# Objective
Edit the items below by replacing every occurrence of "wire" with "trace" and leaving everything else unchanged.

# Exercise material
----------------
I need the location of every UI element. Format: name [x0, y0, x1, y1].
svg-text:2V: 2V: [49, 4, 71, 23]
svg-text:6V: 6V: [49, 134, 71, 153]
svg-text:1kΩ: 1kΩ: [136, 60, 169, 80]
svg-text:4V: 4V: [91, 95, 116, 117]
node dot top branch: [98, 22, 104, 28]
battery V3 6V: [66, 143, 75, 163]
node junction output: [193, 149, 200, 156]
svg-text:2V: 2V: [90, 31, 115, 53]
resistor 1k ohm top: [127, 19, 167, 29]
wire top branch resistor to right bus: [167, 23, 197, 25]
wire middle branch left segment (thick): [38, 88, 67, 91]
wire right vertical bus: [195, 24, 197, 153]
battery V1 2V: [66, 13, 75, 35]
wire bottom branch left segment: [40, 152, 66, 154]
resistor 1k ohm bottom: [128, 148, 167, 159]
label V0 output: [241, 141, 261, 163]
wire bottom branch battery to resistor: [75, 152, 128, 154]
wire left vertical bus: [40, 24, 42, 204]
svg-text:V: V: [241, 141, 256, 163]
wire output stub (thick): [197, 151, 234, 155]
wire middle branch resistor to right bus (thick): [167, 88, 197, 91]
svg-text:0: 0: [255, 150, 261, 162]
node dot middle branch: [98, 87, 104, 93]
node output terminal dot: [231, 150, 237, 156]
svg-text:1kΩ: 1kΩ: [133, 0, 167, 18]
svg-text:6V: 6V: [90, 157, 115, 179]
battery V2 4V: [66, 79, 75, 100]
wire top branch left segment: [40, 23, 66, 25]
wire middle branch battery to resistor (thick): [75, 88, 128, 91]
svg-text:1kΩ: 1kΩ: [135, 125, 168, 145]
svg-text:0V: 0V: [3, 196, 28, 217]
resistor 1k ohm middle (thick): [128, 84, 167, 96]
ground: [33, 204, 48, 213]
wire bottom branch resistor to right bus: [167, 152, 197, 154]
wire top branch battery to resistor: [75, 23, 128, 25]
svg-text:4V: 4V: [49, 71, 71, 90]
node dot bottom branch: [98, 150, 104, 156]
----------------
# Solution for this problem
I need the location of every UI element. Format: name [x0, y0, x1, y1].
svg-text:2V: 2V: [49, 4, 71, 23]
svg-text:6V: 6V: [49, 134, 71, 153]
svg-text:1kΩ: 1kΩ: [136, 60, 169, 80]
svg-text:4V: 4V: [91, 95, 116, 117]
node dot top branch: [98, 22, 104, 28]
battery V3 6V: [66, 143, 75, 163]
node junction output: [193, 149, 200, 156]
svg-text:2V: 2V: [90, 31, 115, 53]
resistor 1k ohm top: [127, 19, 167, 29]
trace top branch resistor to right bus: [167, 23, 197, 25]
trace middle branch left segment (thick): [38, 88, 67, 91]
trace right vertical bus: [195, 24, 197, 153]
battery V1 2V: [66, 13, 75, 35]
trace bottom branch left segment: [40, 152, 66, 154]
resistor 1k ohm bottom: [128, 148, 167, 159]
label V0 output: [241, 141, 261, 163]
trace bottom branch battery to resistor: [75, 152, 128, 154]
trace left vertical bus: [40, 24, 42, 204]
svg-text:V: V: [241, 141, 256, 163]
trace output stub (thick): [197, 151, 234, 155]
trace middle branch resistor to right bus (thick): [167, 88, 197, 91]
svg-text:0: 0: [255, 150, 261, 162]
node dot middle branch: [98, 87, 104, 93]
node output terminal dot: [231, 150, 237, 156]
svg-text:1kΩ: 1kΩ: [133, 0, 167, 18]
svg-text:6V: 6V: [90, 157, 115, 179]
battery V2 4V: [66, 79, 75, 100]
trace top branch left segment: [40, 23, 66, 25]
trace middle branch battery to resistor (thick): [75, 88, 128, 91]
svg-text:1kΩ: 1kΩ: [135, 125, 168, 145]
svg-text:0V: 0V: [3, 196, 28, 217]
resistor 1k ohm middle (thick): [128, 84, 167, 96]
ground: [33, 204, 48, 213]
trace bottom branch resistor to right bus: [167, 152, 197, 154]
trace top branch battery to resistor: [75, 23, 128, 25]
svg-text:4V: 4V: [49, 71, 71, 90]
node dot bottom branch: [98, 150, 104, 156]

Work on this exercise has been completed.